*Problem:* State only the count of lines in the listing below that hold "Brancusi".
━━━━━━━━━━
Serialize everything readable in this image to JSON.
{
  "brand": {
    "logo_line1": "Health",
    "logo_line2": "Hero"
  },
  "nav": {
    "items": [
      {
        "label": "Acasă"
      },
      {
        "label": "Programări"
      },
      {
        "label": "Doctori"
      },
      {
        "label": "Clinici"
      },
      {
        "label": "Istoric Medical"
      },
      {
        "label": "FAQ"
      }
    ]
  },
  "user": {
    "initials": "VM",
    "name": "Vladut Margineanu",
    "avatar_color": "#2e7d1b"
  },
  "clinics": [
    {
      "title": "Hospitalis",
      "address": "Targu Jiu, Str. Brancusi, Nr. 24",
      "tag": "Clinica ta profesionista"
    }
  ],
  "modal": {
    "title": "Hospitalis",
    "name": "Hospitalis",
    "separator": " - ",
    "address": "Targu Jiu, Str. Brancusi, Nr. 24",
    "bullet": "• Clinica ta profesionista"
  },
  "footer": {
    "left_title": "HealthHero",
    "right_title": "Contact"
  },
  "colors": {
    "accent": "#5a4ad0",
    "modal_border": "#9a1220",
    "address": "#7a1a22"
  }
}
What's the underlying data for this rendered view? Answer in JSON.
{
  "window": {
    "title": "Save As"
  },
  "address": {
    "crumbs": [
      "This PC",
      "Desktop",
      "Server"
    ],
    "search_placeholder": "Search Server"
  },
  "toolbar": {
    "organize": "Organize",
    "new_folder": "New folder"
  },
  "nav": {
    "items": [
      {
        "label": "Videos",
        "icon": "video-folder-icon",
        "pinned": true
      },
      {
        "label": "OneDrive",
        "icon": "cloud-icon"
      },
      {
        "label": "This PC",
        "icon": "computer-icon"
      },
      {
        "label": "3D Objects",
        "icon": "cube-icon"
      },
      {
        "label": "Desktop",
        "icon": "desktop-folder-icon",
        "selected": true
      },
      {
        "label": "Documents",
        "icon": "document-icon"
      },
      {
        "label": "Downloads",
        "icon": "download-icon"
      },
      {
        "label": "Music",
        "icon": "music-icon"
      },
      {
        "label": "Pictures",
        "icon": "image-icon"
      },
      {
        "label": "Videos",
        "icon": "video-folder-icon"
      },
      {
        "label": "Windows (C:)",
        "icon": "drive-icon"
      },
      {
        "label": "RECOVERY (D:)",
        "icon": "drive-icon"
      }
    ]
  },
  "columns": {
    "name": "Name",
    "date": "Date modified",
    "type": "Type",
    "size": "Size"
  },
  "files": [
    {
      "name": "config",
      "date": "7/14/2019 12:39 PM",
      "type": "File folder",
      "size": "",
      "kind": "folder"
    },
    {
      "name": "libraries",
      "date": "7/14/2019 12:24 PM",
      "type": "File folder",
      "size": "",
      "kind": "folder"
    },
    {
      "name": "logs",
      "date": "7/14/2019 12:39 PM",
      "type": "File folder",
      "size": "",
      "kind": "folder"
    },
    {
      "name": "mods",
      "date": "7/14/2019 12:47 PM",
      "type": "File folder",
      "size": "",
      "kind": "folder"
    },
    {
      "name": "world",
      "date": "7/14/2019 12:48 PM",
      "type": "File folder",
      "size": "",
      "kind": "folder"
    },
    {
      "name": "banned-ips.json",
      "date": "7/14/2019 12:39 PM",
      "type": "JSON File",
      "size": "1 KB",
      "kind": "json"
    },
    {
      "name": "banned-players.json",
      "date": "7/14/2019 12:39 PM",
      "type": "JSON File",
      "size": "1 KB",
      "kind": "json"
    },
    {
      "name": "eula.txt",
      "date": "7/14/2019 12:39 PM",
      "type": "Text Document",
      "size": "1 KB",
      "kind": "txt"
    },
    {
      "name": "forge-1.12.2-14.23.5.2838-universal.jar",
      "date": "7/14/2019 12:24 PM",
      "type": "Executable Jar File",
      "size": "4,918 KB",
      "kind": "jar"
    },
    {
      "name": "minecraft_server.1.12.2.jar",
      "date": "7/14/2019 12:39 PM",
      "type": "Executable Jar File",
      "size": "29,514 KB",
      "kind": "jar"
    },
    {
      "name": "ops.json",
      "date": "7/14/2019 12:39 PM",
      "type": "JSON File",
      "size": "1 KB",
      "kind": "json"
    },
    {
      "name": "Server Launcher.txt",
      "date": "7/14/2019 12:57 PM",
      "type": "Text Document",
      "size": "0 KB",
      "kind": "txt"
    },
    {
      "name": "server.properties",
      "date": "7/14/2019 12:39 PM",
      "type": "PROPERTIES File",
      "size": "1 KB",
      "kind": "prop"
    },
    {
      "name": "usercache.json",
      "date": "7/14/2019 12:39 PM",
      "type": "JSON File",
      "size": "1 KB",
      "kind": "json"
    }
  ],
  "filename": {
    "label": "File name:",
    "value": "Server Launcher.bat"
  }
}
━━━━━━━━━━
*Correct answer:* 2